- SUPPLIED MATERIAL
──────────────────────────────
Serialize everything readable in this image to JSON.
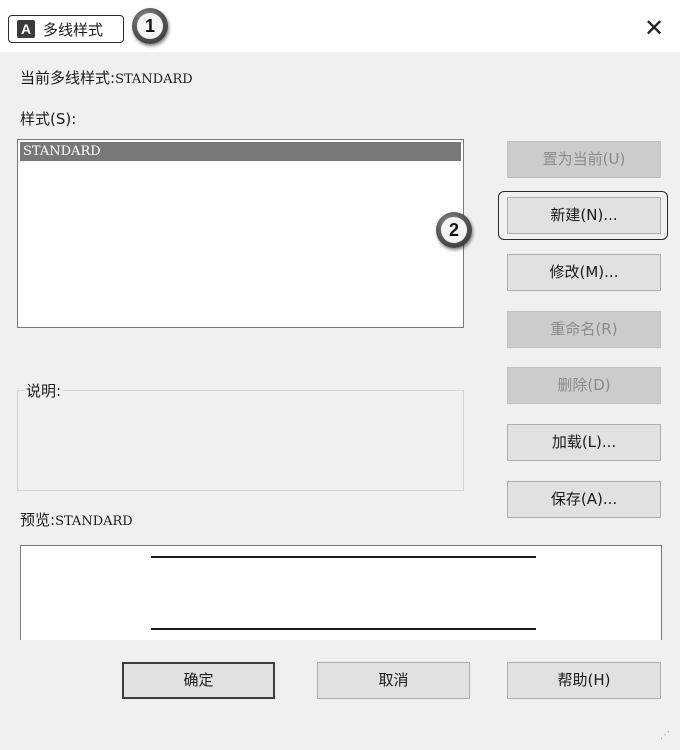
{
  "window": {
    "title": "多线样式",
    "app_icon": "A",
    "close_label": "✕",
    "annotation_1": "1",
    "annotation_2": "2"
  },
  "current_style": {
    "label": "当前多线样式:",
    "value": "STANDARD"
  },
  "styles": {
    "label": "样式(S):",
    "items": [
      "STANDARD"
    ],
    "selected": "STANDARD"
  },
  "description": {
    "label": "说明:",
    "value": ""
  },
  "preview": {
    "label": "预览:",
    "value": "STANDARD"
  },
  "side_buttons": {
    "set_current": "置为当前(U)",
    "new": "新建(N)...",
    "modify": "修改(M)...",
    "rename": "重命名(R)",
    "delete": "删除(D)",
    "load": "加载(L)...",
    "save": "保存(A)..."
  },
  "footer_buttons": {
    "ok": "确定",
    "cancel": "取消",
    "help": "帮助(H)"
  },
  "colors": {
    "selection": "#787878",
    "disabled_button": "#cccccc",
    "button": "#e1e1e1"
  }
}
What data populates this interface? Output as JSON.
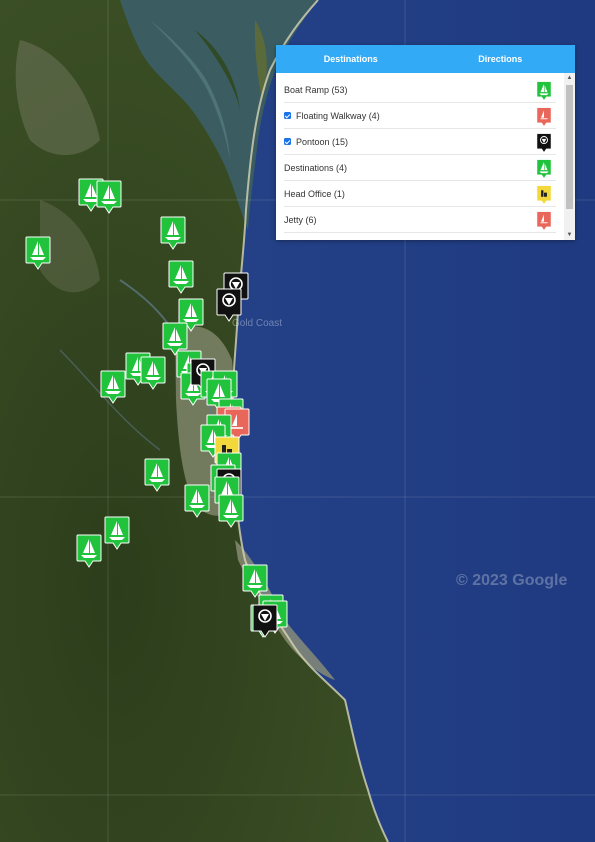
{
  "map": {
    "watermark": "© 2023 Google",
    "faint_label": "Gold Coast",
    "colors": {
      "land": "#33471f",
      "ocean": "#233f86",
      "city": "#8f9478",
      "river": "#5f7c8e"
    },
    "markers": [
      {
        "type": "boat-ramp",
        "color": "#22c33c"
      },
      {
        "type": "boat-ramp",
        "color": "#22c33c"
      },
      {
        "type": "boat-ramp",
        "color": "#22c33c"
      },
      {
        "type": "boat-ramp",
        "color": "#22c33c"
      },
      {
        "type": "boat-ramp",
        "color": "#22c33c"
      },
      {
        "type": "pontoon",
        "color": "#111111"
      },
      {
        "type": "pontoon",
        "color": "#111111"
      },
      {
        "type": "boat-ramp",
        "color": "#22c33c"
      },
      {
        "type": "boat-ramp",
        "color": "#22c33c"
      },
      {
        "type": "boat-ramp",
        "color": "#22c33c"
      },
      {
        "type": "boat-ramp",
        "color": "#22c33c"
      },
      {
        "type": "boat-ramp",
        "color": "#22c33c"
      },
      {
        "type": "boat-ramp",
        "color": "#22c33c"
      },
      {
        "type": "boat-ramp",
        "color": "#22c33c"
      },
      {
        "type": "pontoon",
        "color": "#111111"
      },
      {
        "type": "boat-ramp",
        "color": "#22c33c"
      },
      {
        "type": "boat-ramp",
        "color": "#22c33c"
      },
      {
        "type": "boat-ramp",
        "color": "#22c33c"
      },
      {
        "type": "boat-ramp",
        "color": "#22c33c"
      },
      {
        "type": "boat-ramp",
        "color": "#22c33c"
      },
      {
        "type": "jetty",
        "color": "#e8665a"
      },
      {
        "type": "jetty",
        "color": "#e8665a"
      },
      {
        "type": "boat-ramp",
        "color": "#22c33c"
      },
      {
        "type": "boat-ramp",
        "color": "#22c33c"
      },
      {
        "type": "head-office",
        "color": "#f2d83a"
      },
      {
        "type": "boat-ramp",
        "color": "#22c33c"
      },
      {
        "type": "boat-ramp",
        "color": "#22c33c"
      },
      {
        "type": "boat-ramp",
        "color": "#22c33c"
      },
      {
        "type": "pontoon",
        "color": "#111111"
      },
      {
        "type": "boat-ramp",
        "color": "#22c33c"
      },
      {
        "type": "boat-ramp",
        "color": "#22c33c"
      },
      {
        "type": "boat-ramp",
        "color": "#22c33c"
      },
      {
        "type": "boat-ramp",
        "color": "#22c33c"
      },
      {
        "type": "boat-ramp",
        "color": "#22c33c"
      },
      {
        "type": "boat-ramp",
        "color": "#22c33c"
      },
      {
        "type": "boat-ramp",
        "color": "#22c33c"
      },
      {
        "type": "boat-ramp",
        "color": "#22c33c"
      },
      {
        "type": "boat-ramp",
        "color": "#22c33c"
      },
      {
        "type": "pontoon",
        "color": "#111111"
      }
    ]
  },
  "panel": {
    "tabs": [
      "Destinations",
      "Directions"
    ],
    "layers": [
      {
        "label": "Boat Ramp (53)",
        "checked": false,
        "icon": "boat-ramp-icon",
        "color": "#22c33c"
      },
      {
        "label": "Floating Walkway (4)",
        "checked": true,
        "icon": "floating-walkway-icon",
        "color": "#e8665a"
      },
      {
        "label": "Pontoon (15)",
        "checked": true,
        "icon": "pontoon-icon",
        "color": "#111111"
      },
      {
        "label": "Destinations (4)",
        "checked": false,
        "icon": "destination-boat-icon",
        "color": "#22c33c"
      },
      {
        "label": "Head Office (1)",
        "checked": false,
        "icon": "head-office-icon",
        "color": "#f2d83a"
      },
      {
        "label": "Jetty (6)",
        "checked": false,
        "icon": "jetty-icon",
        "color": "#e8665a"
      }
    ]
  }
}
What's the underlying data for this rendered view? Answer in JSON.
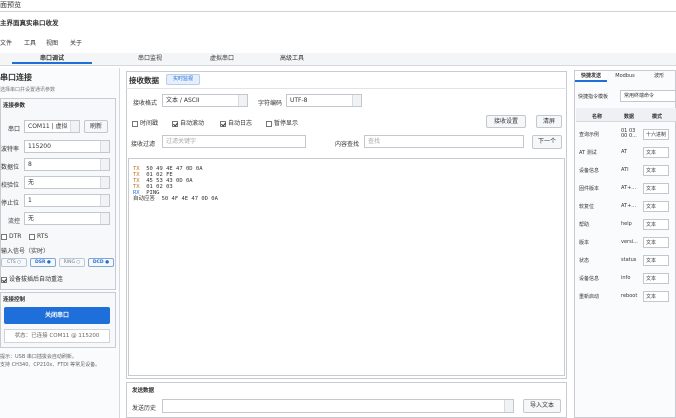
{
  "window": {
    "title_top": "面预览",
    "title_main": "主界面真实串口收发"
  },
  "menu": [
    "文件",
    "工具",
    "视图",
    "关于"
  ],
  "tabs": [
    {
      "label": "串口调试",
      "active": true
    },
    {
      "label": "串口监视",
      "active": false
    },
    {
      "label": "虚拟串口",
      "active": false
    },
    {
      "label": "高级工具",
      "active": false
    }
  ],
  "left": {
    "heading": "串口连接",
    "subheading": "选择串口并设置通讯参数",
    "params_title": "连接参数",
    "fields": [
      {
        "label": "串口",
        "value": "COM11 | 虚拟"
      },
      {
        "label": "波特率",
        "value": "115200"
      },
      {
        "label": "数据位",
        "value": "8"
      },
      {
        "label": "校验位",
        "value": "无"
      },
      {
        "label": "停止位",
        "value": "1"
      },
      {
        "label": "流控",
        "value": "无"
      }
    ],
    "refresh_label": "刷新",
    "dtr_label": "DTR",
    "rts_label": "RTS",
    "input_signals_label": "输入信号（实时）",
    "signals": [
      "CTS ○",
      "DSR ●",
      "RING ○",
      "DCD ●"
    ],
    "auto_reconnect_label": "设备拔插后自动重连",
    "control_title": "连接控制",
    "close_button": "关闭串口",
    "status_text": "状态：已连接 COM11 @ 115200",
    "tip_line1": "提示：USB 串口插拔会自动刷新。",
    "tip_line2": "支持 CH340、CP210x、FTDI 等常见设备。"
  },
  "receive": {
    "title": "接收数据",
    "live_badge": "实时监视",
    "format_label": "接收格式",
    "format_value": "文本 / ASCII",
    "encoding_label": "字符编码",
    "encoding_value": "UTF-8",
    "cb_timestamp": "时间戳",
    "cb_autoscroll": "自动滚动",
    "cb_autolog": "自动日志",
    "cb_pause": "暂停显示",
    "settings_button": "接收设置",
    "clear_button": "清屏",
    "filter_label": "接收过滤",
    "filter_placeholder": "过滤关键字",
    "search_label": "内容查找",
    "search_placeholder": "查找",
    "next_button": "下一个",
    "log": [
      {
        "dir": "TX",
        "text": "  50 49 4E 47 0D 0A"
      },
      {
        "dir": "TX",
        "text": "  01 02 FE"
      },
      {
        "dir": "TX",
        "text": "  45 53 43 0D 0A"
      },
      {
        "dir": "TX",
        "text": "  01 02 03"
      },
      {
        "dir": "RX",
        "text": "  PING"
      },
      {
        "dir": "",
        "text": "自动应答  50 4F 4E 47 0D 0A"
      }
    ]
  },
  "send": {
    "title": "发送数据",
    "history_label": "发送历史",
    "import_button": "导入文本"
  },
  "right": {
    "tabs": [
      "快捷发送",
      "Modbus",
      "波形"
    ],
    "template_label": "快捷指令模板",
    "template_value": "常用终端命令",
    "headers": [
      "名称",
      "数据",
      "模式"
    ],
    "rows": [
      {
        "name": "查询示例",
        "data": "01 03\n00 0...",
        "mode": "十六进制"
      },
      {
        "name": "AT 测试",
        "data": "AT",
        "mode": "文本"
      },
      {
        "name": "设备信息",
        "data": "ATI",
        "mode": "文本"
      },
      {
        "name": "固件版本",
        "data": "AT+...",
        "mode": "文本"
      },
      {
        "name": "软复位",
        "data": "AT+...",
        "mode": "文本"
      },
      {
        "name": "帮助",
        "data": "help",
        "mode": "文本"
      },
      {
        "name": "版本",
        "data": "versi...",
        "mode": "文本"
      },
      {
        "name": "状态",
        "data": "status",
        "mode": "文本"
      },
      {
        "name": "设备信息",
        "data": "info",
        "mode": "文本"
      },
      {
        "name": "重新启动",
        "data": "reboot",
        "mode": "文本"
      }
    ]
  },
  "colors": {
    "accent": "#1e6fd9",
    "tx": "#c0711b",
    "rx": "#1e6fd9"
  }
}
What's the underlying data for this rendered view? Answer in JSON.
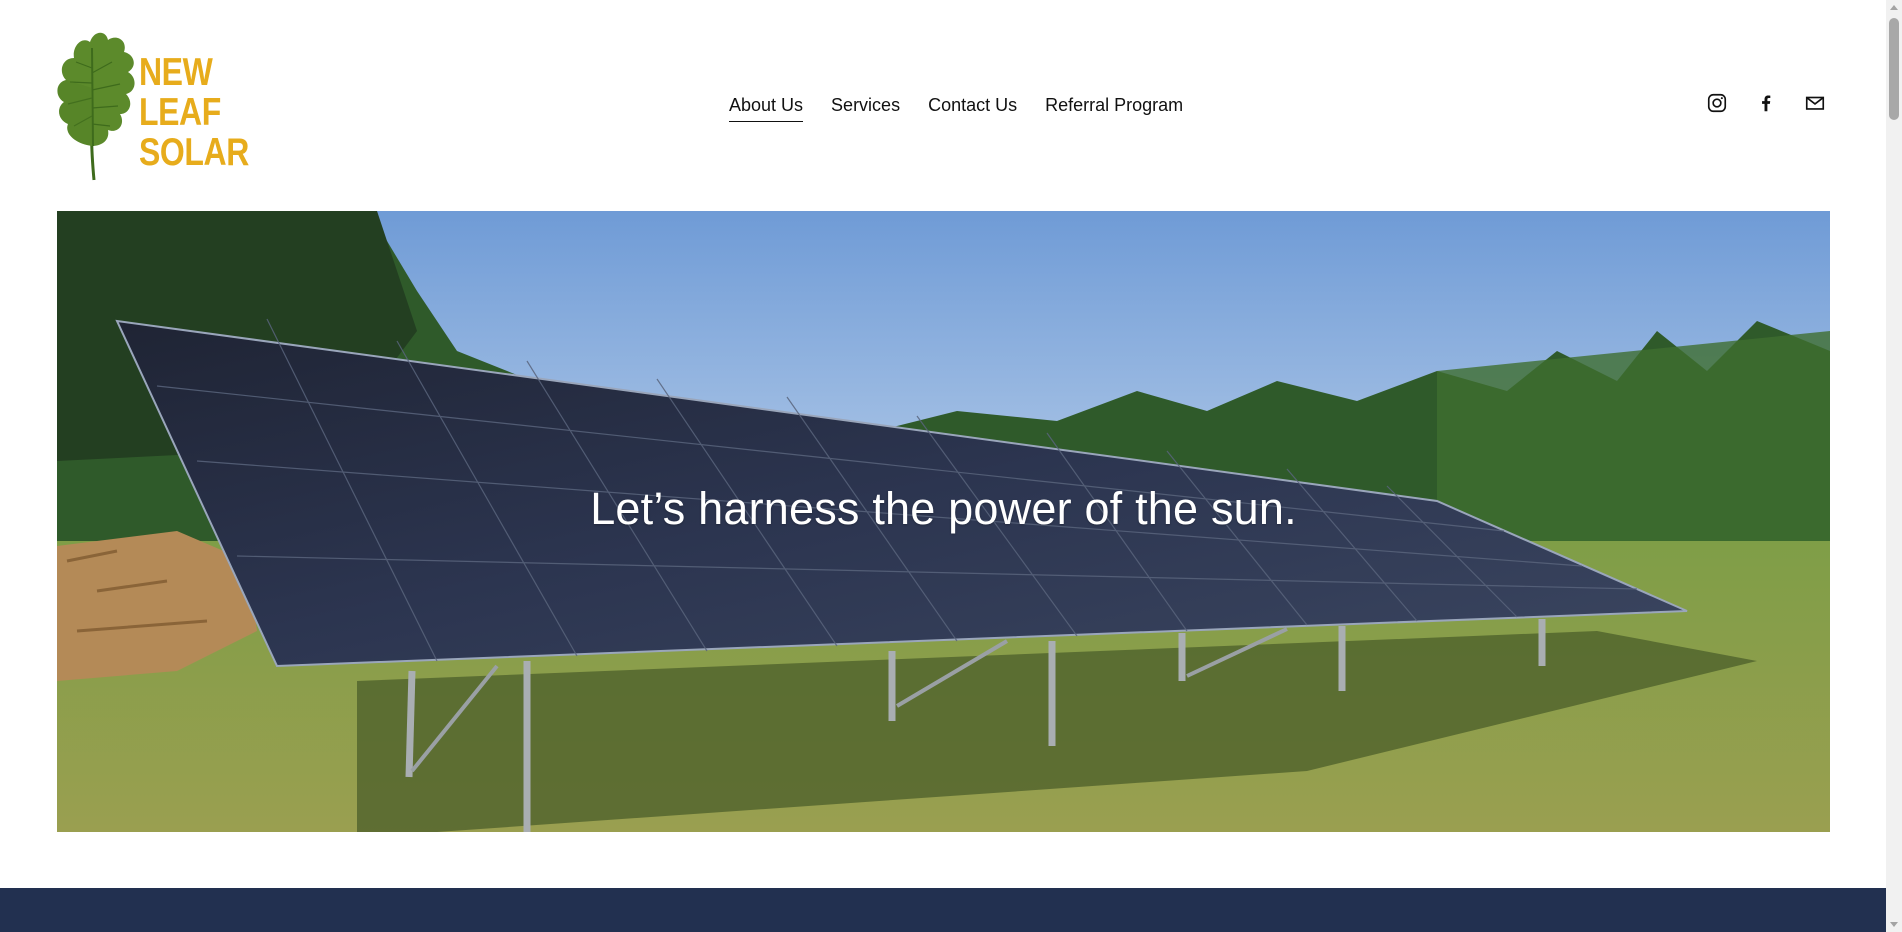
{
  "brand": {
    "logo_lines": [
      "NEW",
      "LEAF",
      "SOLAR"
    ],
    "logo_icon": "oak-leaf-icon",
    "logo_color": "#e7ac1c",
    "leaf_color": "#5c8a2b"
  },
  "nav": {
    "items": [
      {
        "label": "About Us",
        "active": true
      },
      {
        "label": "Services",
        "active": false
      },
      {
        "label": "Contact Us",
        "active": false
      },
      {
        "label": "Referral Program",
        "active": false
      }
    ]
  },
  "social": {
    "icons": [
      "instagram-icon",
      "facebook-icon",
      "email-icon"
    ]
  },
  "hero": {
    "title": "Let’s harness the power of the sun."
  },
  "colors": {
    "footer_band": "#223050",
    "text": "#111111"
  }
}
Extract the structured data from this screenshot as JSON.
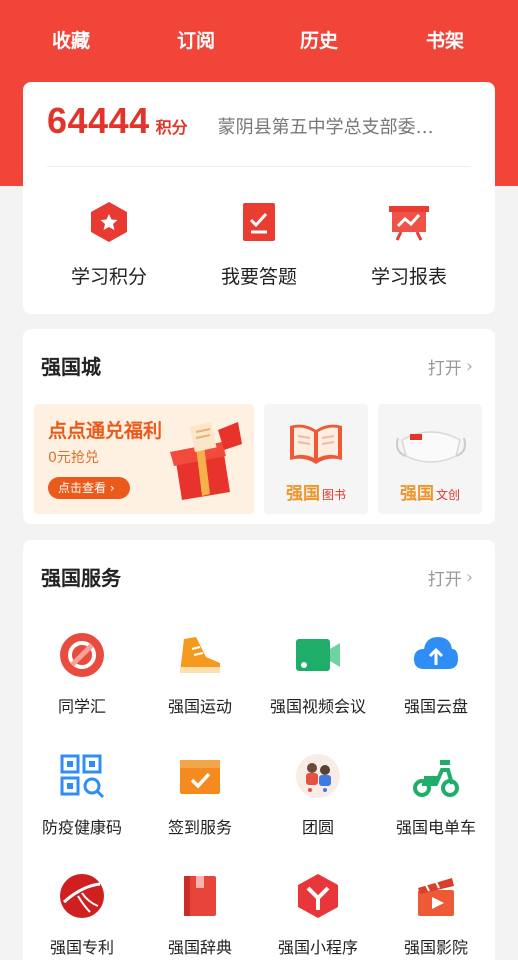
{
  "topnav": [
    "收藏",
    "订阅",
    "历史",
    "书架"
  ],
  "points": {
    "value": "64444",
    "unit": "积分",
    "org": "蒙阴县第五中学总支部委…"
  },
  "quick_actions": [
    {
      "label": "学习积分",
      "icon": "points-badge-icon"
    },
    {
      "label": "我要答题",
      "icon": "quiz-checklist-icon"
    },
    {
      "label": "学习报表",
      "icon": "report-chart-icon"
    }
  ],
  "mall": {
    "title": "强国城",
    "open": "打开",
    "promo": {
      "title": "点点通兑福利",
      "sub": "0元抢兑",
      "button": "点击查看 ›"
    },
    "tiles": [
      {
        "brand": "强国",
        "sub": "图书",
        "icon": "book-icon"
      },
      {
        "brand": "强国",
        "sub": "文创",
        "icon": "mask-icon"
      }
    ]
  },
  "services": {
    "title": "强国服务",
    "open": "打开",
    "items": [
      {
        "label": "同学汇",
        "icon": "classmates-icon"
      },
      {
        "label": "强国运动",
        "icon": "sneaker-icon"
      },
      {
        "label": "强国视频会议",
        "icon": "video-conference-icon"
      },
      {
        "label": "强国云盘",
        "icon": "cloud-upload-icon"
      },
      {
        "label": "防疫健康码",
        "icon": "qr-code-icon"
      },
      {
        "label": "签到服务",
        "icon": "checkin-icon"
      },
      {
        "label": "团圆",
        "icon": "reunion-icon"
      },
      {
        "label": "强国电单车",
        "icon": "e-scooter-icon"
      },
      {
        "label": "强国专利",
        "icon": "patent-icon"
      },
      {
        "label": "强国辞典",
        "icon": "dictionary-icon"
      },
      {
        "label": "强国小程序",
        "icon": "mini-program-icon"
      },
      {
        "label": "强国影院",
        "icon": "cinema-icon"
      }
    ]
  },
  "colors": {
    "brand_red": "#f2453a",
    "points_red": "#e3342b",
    "muted": "#999999"
  }
}
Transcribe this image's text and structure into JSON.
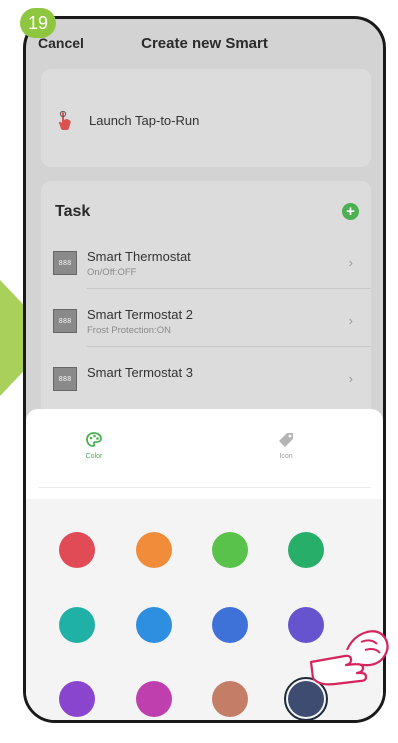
{
  "step_number": "19",
  "header": {
    "cancel_label": "Cancel",
    "title": "Create new Smart"
  },
  "launch": {
    "label": "Launch Tap-to-Run"
  },
  "task": {
    "title": "Task",
    "items": [
      {
        "name": "Smart Thermostat",
        "subtitle": "On/Off:OFF"
      },
      {
        "name": "Smart Termostat 2",
        "subtitle": "Frost Protection:ON"
      },
      {
        "name": "Smart Termostat 3",
        "subtitle": ""
      }
    ]
  },
  "sheet": {
    "tabs": [
      {
        "label": "Color",
        "icon": "palette-icon",
        "active": true
      },
      {
        "label": "Icon",
        "icon": "tag-icon",
        "active": false
      }
    ],
    "colors": [
      "#e04b55",
      "#f18c3a",
      "#58c24a",
      "#27ae68",
      "#1fb0a6",
      "#2e8fe0",
      "#3f72d8",
      "#6654cf",
      "#8a45cf",
      "#c03fae",
      "#c47d66",
      "#3d4c70"
    ],
    "selected_color_index": 11
  }
}
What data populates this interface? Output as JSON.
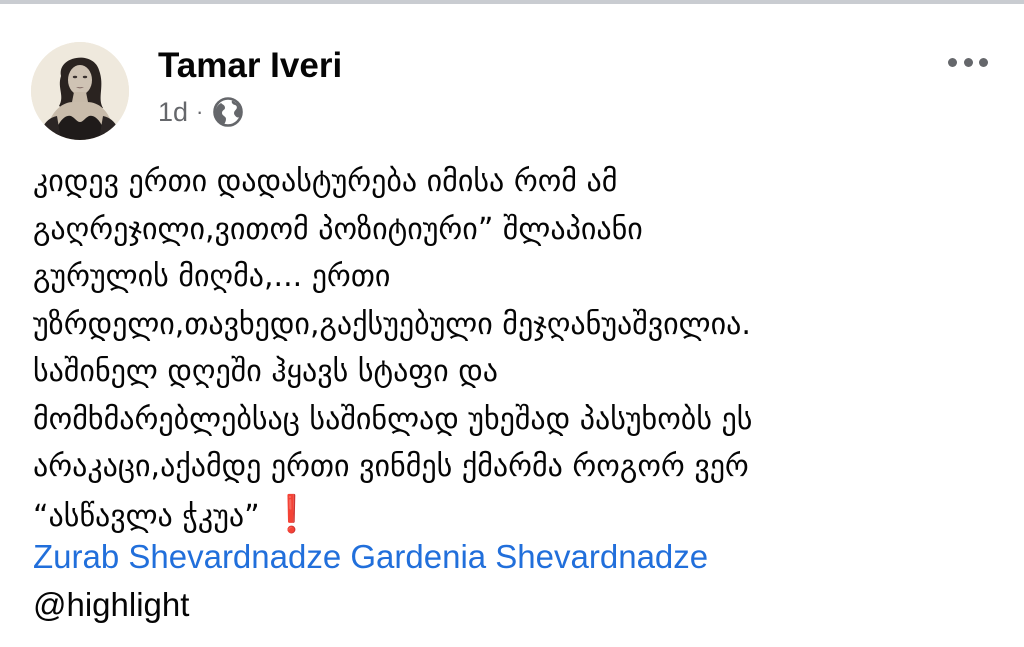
──────────────────────────────
Lines of the material that contain the word "image" are to be gathered.

- TASK ANSWER
Serialize everything readable in this image to JSON.
Transcribe this image's text and structure into JSON.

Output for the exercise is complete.